▶ [YOUR TASK]:
In the listing below, locate the lines that hold "hist" and copy them.
------ DATA SUPPLIED ------
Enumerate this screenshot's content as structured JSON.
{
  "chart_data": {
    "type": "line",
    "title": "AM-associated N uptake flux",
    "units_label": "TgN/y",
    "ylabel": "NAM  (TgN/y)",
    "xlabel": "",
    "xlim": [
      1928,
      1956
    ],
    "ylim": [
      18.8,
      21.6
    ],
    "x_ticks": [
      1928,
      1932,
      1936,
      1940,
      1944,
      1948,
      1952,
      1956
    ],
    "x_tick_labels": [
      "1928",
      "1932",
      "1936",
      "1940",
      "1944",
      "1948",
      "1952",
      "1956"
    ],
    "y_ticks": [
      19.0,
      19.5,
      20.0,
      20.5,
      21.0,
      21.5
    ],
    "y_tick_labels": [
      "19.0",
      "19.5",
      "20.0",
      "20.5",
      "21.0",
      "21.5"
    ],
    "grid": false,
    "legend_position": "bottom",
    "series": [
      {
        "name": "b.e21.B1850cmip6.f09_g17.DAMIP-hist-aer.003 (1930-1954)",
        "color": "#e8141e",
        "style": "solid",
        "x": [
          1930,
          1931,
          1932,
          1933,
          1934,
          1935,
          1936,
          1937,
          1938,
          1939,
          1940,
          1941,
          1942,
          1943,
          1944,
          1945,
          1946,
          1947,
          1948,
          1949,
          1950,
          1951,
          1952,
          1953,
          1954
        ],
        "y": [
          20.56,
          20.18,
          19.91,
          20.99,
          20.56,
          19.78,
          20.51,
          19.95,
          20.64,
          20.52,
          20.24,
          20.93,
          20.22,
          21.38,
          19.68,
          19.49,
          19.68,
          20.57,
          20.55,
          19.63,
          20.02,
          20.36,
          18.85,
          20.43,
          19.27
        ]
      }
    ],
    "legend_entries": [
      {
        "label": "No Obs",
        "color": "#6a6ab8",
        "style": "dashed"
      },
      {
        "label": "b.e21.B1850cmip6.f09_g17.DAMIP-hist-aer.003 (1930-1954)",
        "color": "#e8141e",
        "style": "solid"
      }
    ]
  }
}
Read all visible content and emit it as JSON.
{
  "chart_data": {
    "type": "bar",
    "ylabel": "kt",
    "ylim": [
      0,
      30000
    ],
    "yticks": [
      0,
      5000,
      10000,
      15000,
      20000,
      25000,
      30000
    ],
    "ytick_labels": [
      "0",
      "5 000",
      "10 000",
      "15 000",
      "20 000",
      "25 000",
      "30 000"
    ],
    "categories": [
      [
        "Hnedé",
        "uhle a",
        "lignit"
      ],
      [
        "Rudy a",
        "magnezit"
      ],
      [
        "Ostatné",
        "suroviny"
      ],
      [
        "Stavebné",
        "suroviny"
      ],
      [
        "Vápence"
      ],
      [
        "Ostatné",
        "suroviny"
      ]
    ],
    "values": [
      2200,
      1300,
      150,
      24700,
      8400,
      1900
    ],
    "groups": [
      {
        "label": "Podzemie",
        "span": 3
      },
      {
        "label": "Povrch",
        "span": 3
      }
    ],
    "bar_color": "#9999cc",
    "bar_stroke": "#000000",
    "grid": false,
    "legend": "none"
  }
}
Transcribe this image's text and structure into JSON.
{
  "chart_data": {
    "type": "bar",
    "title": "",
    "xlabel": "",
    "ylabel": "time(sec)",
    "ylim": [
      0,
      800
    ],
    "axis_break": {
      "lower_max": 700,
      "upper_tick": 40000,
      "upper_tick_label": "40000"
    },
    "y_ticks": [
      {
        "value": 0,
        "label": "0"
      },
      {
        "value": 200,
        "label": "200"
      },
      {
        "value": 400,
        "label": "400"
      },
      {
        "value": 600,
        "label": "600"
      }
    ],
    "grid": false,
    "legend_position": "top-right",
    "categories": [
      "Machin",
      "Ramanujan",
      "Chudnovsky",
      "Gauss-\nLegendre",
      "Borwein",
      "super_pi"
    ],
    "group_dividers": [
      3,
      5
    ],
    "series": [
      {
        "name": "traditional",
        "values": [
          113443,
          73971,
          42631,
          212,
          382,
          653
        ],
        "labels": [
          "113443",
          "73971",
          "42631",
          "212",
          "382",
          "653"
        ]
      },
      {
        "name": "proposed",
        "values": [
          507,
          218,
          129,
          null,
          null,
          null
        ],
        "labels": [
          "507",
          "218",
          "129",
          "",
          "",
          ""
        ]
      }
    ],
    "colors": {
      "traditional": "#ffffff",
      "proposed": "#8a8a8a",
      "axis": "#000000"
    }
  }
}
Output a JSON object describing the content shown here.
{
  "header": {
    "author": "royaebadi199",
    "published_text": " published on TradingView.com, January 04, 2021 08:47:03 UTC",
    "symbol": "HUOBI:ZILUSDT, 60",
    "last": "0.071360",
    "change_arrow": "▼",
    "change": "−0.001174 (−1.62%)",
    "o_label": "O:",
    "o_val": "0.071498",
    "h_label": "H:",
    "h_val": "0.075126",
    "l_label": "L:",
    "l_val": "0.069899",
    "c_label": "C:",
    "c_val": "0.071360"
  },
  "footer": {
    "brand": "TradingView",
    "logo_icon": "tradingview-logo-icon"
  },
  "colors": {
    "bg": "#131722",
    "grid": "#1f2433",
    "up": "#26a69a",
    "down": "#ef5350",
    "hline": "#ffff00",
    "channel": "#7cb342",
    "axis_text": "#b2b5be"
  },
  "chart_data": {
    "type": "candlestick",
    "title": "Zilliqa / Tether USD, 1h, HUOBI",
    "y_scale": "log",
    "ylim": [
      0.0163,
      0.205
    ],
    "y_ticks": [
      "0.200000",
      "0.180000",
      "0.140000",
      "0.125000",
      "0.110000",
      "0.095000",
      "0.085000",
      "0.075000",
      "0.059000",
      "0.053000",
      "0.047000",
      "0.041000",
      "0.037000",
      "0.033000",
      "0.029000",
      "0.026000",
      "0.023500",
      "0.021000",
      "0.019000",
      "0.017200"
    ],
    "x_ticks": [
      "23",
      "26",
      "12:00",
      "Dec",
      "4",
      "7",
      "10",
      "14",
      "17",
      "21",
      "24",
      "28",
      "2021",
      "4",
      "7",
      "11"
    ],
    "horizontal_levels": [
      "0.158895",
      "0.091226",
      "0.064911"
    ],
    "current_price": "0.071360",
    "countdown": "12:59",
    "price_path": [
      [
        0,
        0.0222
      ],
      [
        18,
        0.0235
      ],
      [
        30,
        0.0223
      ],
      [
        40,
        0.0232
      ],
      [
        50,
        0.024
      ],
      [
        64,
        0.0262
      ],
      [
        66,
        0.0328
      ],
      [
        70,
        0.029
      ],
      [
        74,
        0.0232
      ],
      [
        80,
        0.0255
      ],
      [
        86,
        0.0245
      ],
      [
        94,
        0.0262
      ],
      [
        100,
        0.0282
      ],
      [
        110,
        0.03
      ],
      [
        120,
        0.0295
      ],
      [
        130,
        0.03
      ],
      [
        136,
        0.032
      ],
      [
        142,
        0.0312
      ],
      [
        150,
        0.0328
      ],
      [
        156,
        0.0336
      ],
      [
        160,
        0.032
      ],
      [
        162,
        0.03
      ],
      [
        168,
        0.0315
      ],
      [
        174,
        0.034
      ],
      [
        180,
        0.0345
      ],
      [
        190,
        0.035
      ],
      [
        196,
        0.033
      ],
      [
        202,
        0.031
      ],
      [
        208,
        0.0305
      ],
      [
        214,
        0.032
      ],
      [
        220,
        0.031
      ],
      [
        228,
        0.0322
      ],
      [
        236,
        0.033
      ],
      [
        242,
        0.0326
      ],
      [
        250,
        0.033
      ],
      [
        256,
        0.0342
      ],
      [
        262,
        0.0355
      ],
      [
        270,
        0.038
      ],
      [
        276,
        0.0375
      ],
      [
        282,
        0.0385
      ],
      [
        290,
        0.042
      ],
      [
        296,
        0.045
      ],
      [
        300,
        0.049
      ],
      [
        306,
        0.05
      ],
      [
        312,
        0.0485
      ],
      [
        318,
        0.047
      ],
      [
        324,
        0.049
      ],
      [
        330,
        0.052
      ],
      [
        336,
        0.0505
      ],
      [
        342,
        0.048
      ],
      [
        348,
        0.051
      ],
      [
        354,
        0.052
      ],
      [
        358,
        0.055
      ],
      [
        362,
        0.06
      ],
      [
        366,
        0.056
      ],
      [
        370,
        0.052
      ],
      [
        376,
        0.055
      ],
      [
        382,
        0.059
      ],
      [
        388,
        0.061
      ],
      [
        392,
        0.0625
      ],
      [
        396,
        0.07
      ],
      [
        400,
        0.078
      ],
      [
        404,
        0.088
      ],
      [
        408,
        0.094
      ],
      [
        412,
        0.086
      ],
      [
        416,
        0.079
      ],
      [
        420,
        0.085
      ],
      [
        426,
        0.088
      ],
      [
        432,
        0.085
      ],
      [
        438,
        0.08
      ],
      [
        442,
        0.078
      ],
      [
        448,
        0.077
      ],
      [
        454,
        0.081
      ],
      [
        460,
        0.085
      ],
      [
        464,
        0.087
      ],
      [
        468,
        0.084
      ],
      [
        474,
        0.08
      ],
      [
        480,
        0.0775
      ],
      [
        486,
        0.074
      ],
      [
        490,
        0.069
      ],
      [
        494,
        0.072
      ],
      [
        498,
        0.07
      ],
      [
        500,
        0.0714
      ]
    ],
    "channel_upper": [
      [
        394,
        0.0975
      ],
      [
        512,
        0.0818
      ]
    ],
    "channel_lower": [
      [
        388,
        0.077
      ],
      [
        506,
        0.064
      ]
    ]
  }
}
------
▶ [SOLUTION]:
        "name": "b.e21.B1850cmip6.f09_g17.DAMIP-hist-aer.003 (1930-1954)",
        "label": "b.e21.B1850cmip6.f09_g17.DAMIP-hist-aer.003 (1930-1954)",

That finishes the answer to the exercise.